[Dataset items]
---*---

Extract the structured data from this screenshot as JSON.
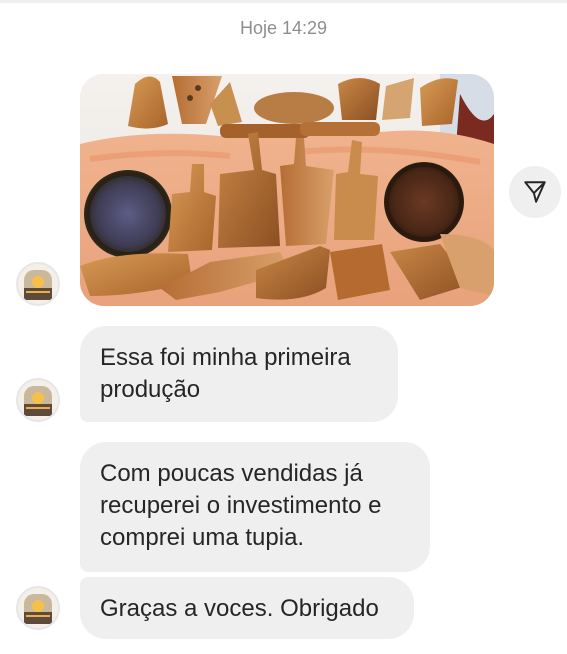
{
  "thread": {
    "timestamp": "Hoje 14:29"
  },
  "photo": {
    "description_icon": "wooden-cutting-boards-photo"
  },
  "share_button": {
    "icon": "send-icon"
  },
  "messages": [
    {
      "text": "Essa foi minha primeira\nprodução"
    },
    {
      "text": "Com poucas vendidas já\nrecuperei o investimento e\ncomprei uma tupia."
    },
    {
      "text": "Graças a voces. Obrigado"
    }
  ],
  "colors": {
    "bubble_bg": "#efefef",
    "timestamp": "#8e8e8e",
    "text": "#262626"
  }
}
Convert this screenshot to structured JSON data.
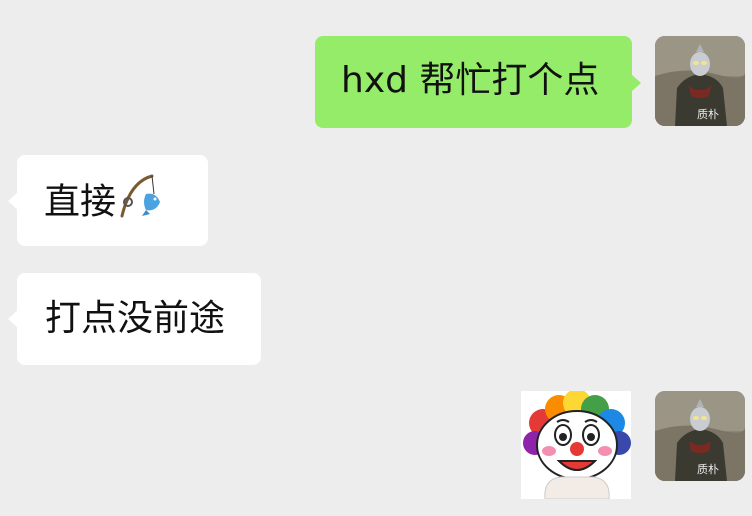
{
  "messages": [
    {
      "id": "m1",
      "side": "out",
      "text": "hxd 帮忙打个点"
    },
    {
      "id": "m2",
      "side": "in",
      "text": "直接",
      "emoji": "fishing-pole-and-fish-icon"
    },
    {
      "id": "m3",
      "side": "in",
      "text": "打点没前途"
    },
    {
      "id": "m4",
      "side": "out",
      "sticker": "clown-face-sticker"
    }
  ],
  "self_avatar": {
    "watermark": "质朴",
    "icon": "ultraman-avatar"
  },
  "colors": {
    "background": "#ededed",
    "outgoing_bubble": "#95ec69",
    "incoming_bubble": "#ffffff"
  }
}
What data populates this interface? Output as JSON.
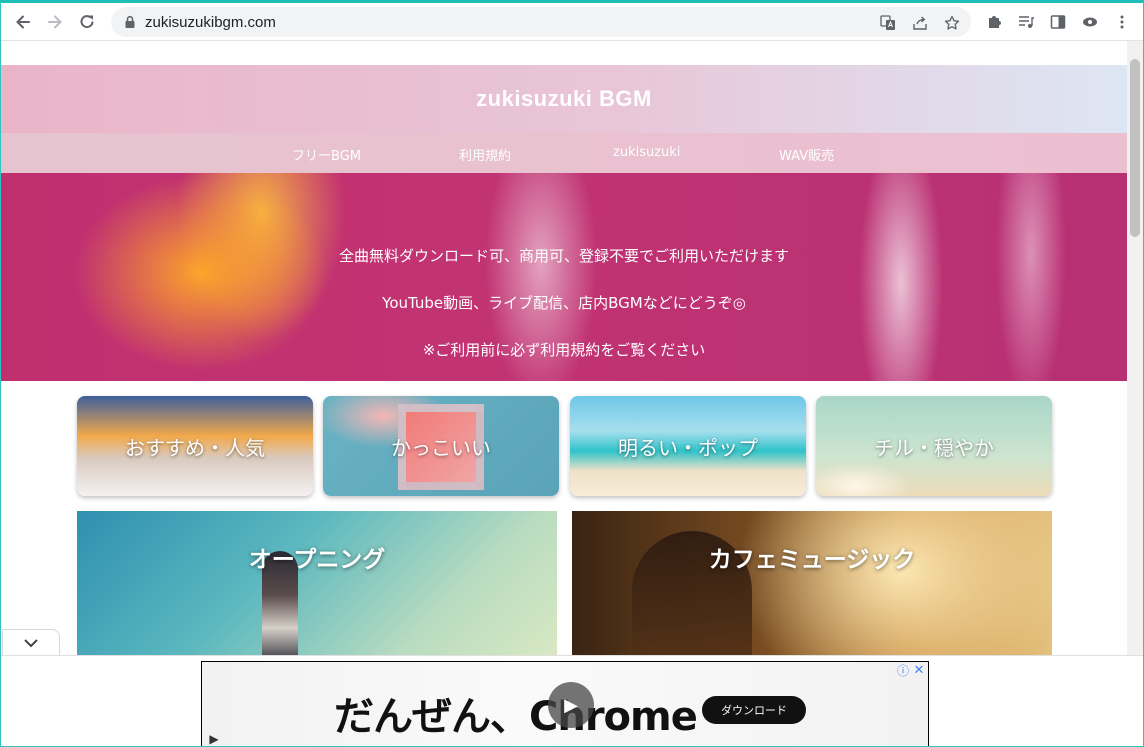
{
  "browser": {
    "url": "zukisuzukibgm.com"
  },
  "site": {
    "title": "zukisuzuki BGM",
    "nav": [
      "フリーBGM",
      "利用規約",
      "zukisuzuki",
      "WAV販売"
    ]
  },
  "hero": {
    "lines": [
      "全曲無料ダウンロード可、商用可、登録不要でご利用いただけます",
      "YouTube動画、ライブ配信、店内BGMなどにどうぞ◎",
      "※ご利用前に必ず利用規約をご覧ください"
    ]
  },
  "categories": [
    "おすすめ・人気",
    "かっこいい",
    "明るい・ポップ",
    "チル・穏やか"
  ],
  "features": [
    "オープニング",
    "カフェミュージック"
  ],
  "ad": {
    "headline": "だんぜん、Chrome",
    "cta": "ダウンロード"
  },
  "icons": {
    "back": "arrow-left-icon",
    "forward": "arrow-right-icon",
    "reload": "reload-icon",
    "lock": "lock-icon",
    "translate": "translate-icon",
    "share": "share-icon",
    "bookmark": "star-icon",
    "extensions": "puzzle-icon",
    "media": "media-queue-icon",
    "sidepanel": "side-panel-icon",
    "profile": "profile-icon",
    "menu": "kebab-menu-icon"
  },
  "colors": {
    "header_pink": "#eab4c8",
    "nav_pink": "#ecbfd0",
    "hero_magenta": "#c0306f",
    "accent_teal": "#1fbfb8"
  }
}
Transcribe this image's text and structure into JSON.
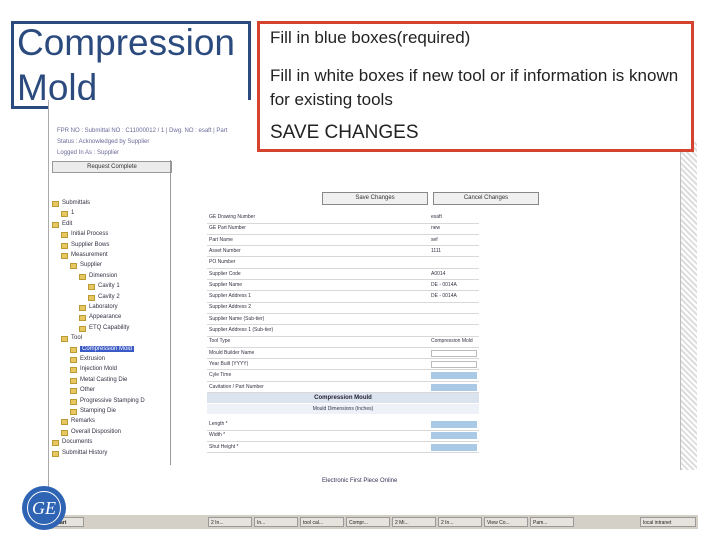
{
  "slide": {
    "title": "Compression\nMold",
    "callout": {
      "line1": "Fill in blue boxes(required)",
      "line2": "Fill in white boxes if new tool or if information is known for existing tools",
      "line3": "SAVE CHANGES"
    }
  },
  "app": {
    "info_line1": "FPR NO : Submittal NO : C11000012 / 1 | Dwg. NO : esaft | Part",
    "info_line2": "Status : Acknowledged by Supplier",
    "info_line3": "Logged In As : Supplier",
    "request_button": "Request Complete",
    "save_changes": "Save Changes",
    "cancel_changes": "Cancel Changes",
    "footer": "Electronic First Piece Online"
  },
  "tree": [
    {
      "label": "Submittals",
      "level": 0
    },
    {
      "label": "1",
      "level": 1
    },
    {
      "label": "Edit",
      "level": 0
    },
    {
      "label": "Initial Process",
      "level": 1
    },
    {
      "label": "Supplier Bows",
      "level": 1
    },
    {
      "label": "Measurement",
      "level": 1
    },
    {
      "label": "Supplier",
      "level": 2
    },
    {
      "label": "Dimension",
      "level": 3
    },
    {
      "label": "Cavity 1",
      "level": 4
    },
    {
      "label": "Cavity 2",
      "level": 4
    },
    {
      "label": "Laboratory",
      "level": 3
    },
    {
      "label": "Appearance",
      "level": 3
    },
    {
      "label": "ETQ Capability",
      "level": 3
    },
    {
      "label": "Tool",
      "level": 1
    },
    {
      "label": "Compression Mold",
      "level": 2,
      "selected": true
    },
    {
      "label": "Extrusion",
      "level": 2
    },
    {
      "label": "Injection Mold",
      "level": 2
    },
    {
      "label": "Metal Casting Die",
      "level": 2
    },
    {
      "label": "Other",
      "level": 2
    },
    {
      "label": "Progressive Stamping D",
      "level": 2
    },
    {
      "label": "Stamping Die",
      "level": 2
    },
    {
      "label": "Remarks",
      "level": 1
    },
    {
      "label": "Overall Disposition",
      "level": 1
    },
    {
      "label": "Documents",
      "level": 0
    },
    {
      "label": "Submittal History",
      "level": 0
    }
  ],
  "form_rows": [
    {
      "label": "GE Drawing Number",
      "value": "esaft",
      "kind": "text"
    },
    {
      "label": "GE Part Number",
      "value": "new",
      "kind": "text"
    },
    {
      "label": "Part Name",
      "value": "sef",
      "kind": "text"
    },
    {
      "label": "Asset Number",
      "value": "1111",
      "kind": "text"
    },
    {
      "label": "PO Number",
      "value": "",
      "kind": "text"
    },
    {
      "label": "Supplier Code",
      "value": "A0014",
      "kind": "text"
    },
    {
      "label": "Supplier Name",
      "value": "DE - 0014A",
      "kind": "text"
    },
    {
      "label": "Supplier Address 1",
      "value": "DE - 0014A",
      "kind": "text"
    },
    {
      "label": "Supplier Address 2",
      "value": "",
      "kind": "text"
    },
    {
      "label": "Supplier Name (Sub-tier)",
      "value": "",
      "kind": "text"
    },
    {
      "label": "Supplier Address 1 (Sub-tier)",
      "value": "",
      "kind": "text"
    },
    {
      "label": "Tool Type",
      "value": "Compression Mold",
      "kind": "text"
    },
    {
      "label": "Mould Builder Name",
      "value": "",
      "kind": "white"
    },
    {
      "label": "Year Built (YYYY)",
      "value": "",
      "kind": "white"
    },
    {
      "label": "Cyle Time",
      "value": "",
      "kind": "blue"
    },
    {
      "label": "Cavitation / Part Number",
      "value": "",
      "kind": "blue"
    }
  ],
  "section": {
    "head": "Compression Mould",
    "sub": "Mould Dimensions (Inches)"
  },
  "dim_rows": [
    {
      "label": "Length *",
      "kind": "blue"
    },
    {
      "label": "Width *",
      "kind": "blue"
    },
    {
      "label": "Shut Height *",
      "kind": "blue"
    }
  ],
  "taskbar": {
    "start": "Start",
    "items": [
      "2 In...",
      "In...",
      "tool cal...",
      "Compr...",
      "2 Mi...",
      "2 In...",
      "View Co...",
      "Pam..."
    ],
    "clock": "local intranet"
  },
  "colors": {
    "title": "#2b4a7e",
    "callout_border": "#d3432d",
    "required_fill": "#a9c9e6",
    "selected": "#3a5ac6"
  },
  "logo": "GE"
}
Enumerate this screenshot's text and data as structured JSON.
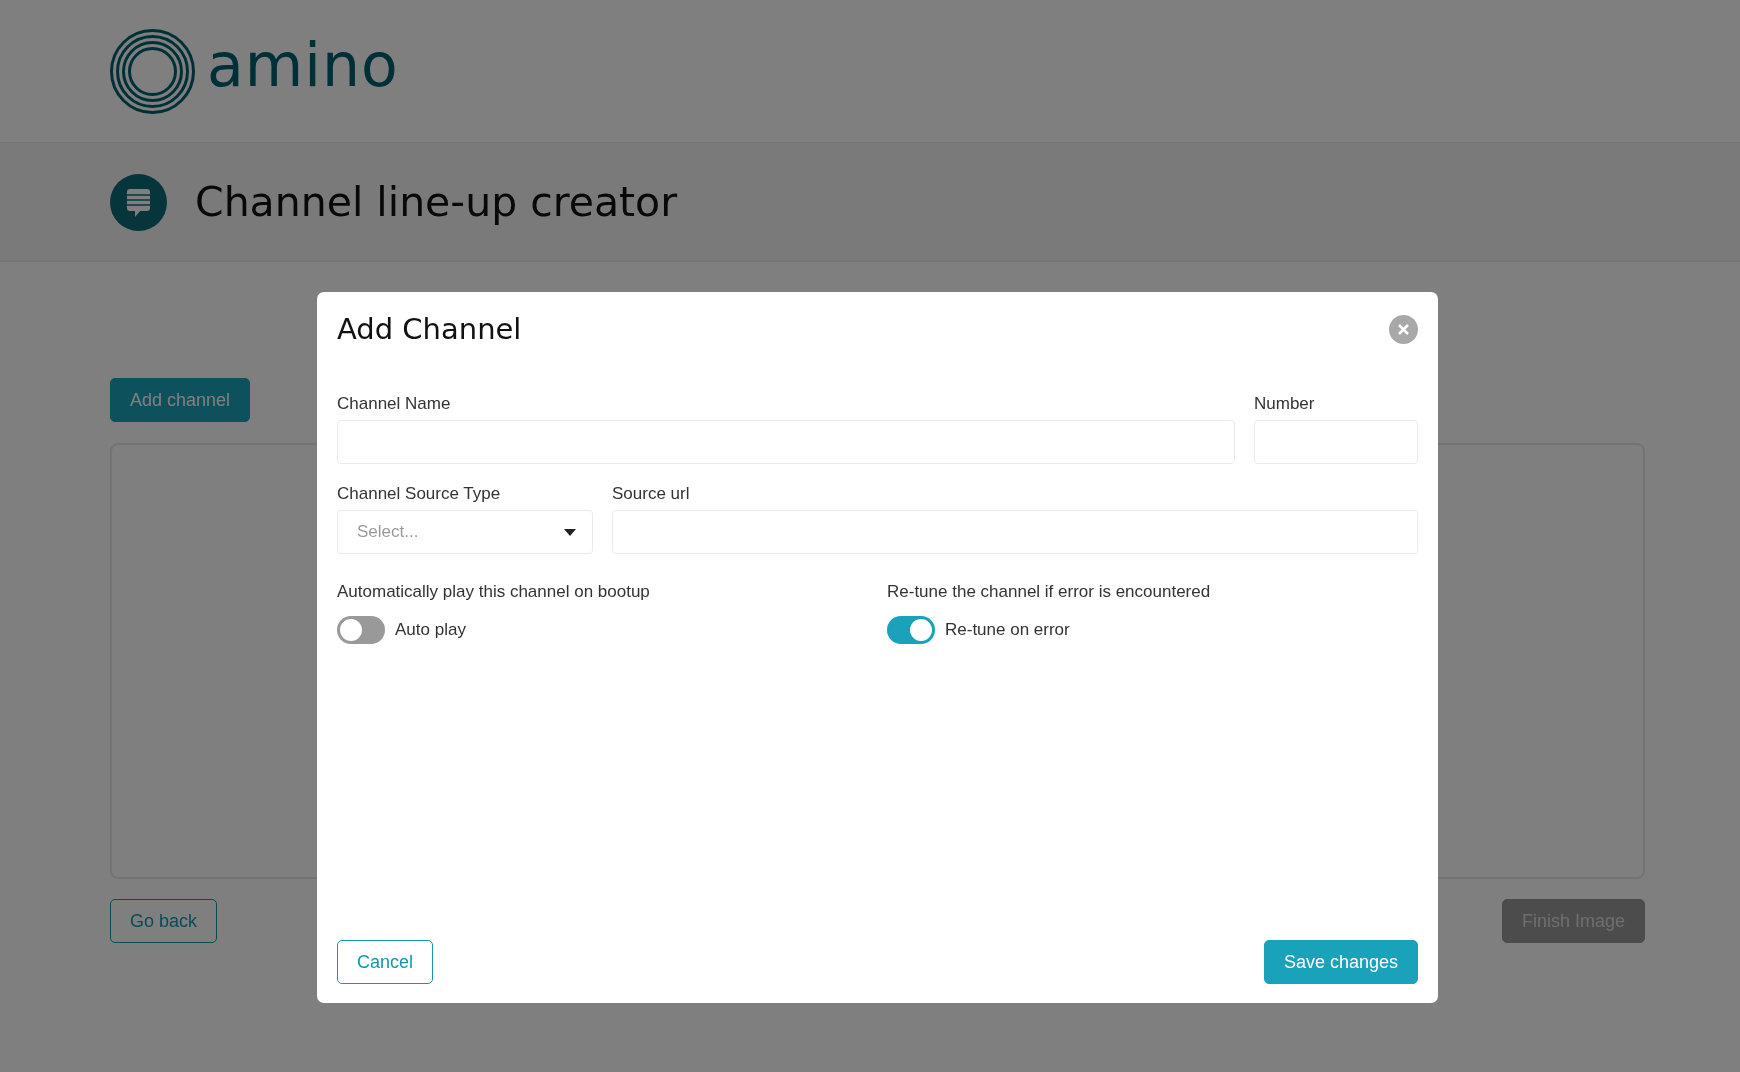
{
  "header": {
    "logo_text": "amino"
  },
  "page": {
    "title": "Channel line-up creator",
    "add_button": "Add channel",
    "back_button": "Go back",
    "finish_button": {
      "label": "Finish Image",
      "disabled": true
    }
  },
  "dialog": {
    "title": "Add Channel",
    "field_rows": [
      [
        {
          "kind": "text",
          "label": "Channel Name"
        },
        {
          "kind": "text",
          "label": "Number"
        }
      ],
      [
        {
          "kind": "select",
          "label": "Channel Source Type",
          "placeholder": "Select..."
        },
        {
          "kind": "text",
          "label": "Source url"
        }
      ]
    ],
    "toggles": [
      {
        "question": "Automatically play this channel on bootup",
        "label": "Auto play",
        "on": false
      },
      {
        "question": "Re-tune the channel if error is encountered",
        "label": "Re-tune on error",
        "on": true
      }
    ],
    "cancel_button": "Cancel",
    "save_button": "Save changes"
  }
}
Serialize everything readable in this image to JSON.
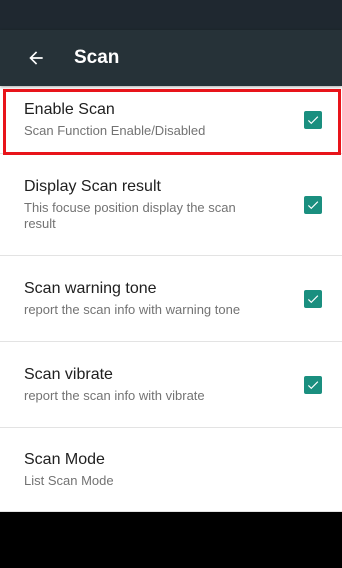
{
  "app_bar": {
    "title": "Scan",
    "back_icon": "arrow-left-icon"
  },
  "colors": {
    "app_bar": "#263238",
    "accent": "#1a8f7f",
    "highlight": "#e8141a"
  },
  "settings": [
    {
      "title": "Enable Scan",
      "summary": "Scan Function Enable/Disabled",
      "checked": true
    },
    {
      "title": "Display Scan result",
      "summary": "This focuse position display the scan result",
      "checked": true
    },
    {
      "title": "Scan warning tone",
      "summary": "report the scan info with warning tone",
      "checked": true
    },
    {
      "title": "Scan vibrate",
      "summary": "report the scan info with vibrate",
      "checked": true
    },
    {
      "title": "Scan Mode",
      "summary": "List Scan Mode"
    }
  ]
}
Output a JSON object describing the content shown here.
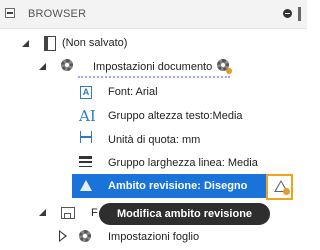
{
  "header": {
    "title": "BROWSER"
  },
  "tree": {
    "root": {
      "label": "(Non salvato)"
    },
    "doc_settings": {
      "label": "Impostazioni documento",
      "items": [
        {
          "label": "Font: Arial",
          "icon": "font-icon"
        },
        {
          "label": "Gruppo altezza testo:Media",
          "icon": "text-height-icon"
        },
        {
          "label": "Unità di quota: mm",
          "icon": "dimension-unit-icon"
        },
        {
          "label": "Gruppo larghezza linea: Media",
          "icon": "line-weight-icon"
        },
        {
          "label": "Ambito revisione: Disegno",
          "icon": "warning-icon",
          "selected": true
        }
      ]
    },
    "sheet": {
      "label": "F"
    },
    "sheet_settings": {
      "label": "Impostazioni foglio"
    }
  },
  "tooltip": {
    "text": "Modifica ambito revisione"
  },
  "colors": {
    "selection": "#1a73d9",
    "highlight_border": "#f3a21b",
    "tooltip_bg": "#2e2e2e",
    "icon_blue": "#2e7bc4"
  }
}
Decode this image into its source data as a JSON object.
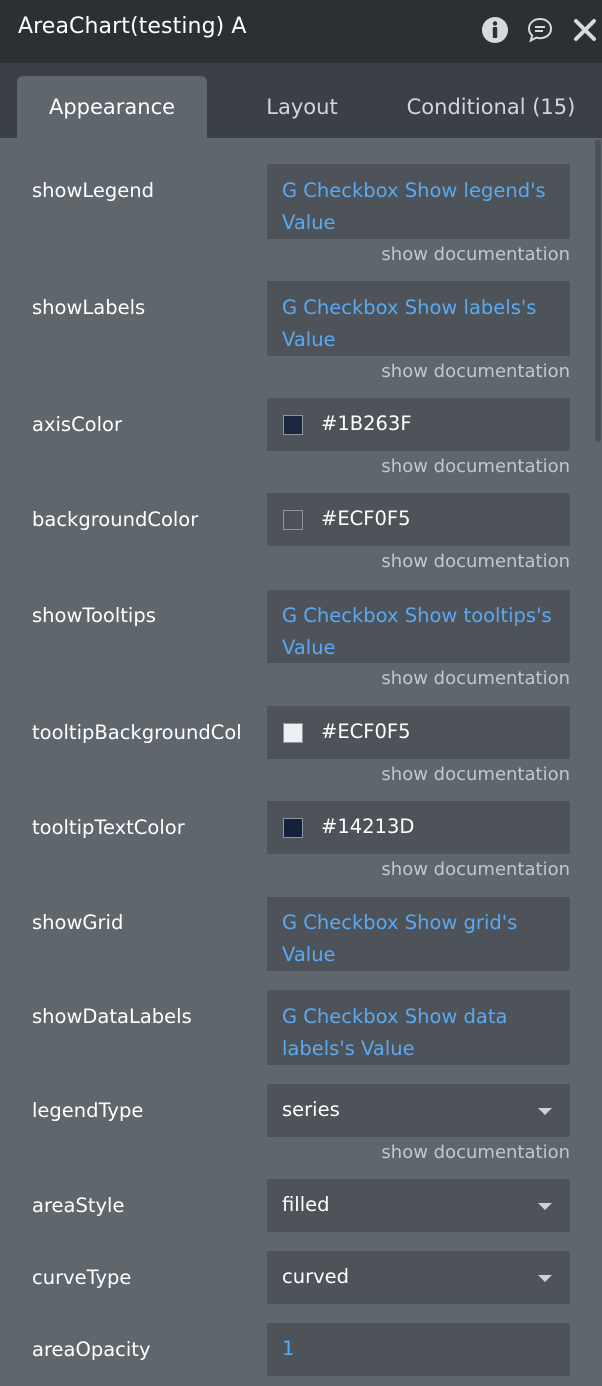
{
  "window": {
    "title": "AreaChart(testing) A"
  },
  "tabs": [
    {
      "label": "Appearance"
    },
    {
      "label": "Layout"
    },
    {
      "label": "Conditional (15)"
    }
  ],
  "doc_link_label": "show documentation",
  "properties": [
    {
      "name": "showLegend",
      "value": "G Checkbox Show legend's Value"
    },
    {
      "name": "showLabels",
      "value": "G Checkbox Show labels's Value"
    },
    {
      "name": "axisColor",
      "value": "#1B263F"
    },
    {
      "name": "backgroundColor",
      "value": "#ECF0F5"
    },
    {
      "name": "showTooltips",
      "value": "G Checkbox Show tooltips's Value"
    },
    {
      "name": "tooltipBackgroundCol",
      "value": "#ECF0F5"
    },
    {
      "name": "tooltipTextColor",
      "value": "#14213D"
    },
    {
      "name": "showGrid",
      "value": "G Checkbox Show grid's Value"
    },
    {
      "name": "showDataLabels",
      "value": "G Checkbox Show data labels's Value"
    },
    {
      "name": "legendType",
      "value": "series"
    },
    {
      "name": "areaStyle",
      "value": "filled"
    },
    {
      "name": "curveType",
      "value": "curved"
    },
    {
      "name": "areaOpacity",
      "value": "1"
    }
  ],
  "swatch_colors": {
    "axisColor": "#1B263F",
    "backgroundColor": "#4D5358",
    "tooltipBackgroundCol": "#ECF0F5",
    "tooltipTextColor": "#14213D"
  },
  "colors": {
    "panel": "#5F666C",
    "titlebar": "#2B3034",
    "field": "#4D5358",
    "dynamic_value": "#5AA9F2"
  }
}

---*---

GIVEN INSTRUCTION
Reply with nothing except the number of lines in the listing above that include "report".

EXERCISE RESPONSE
2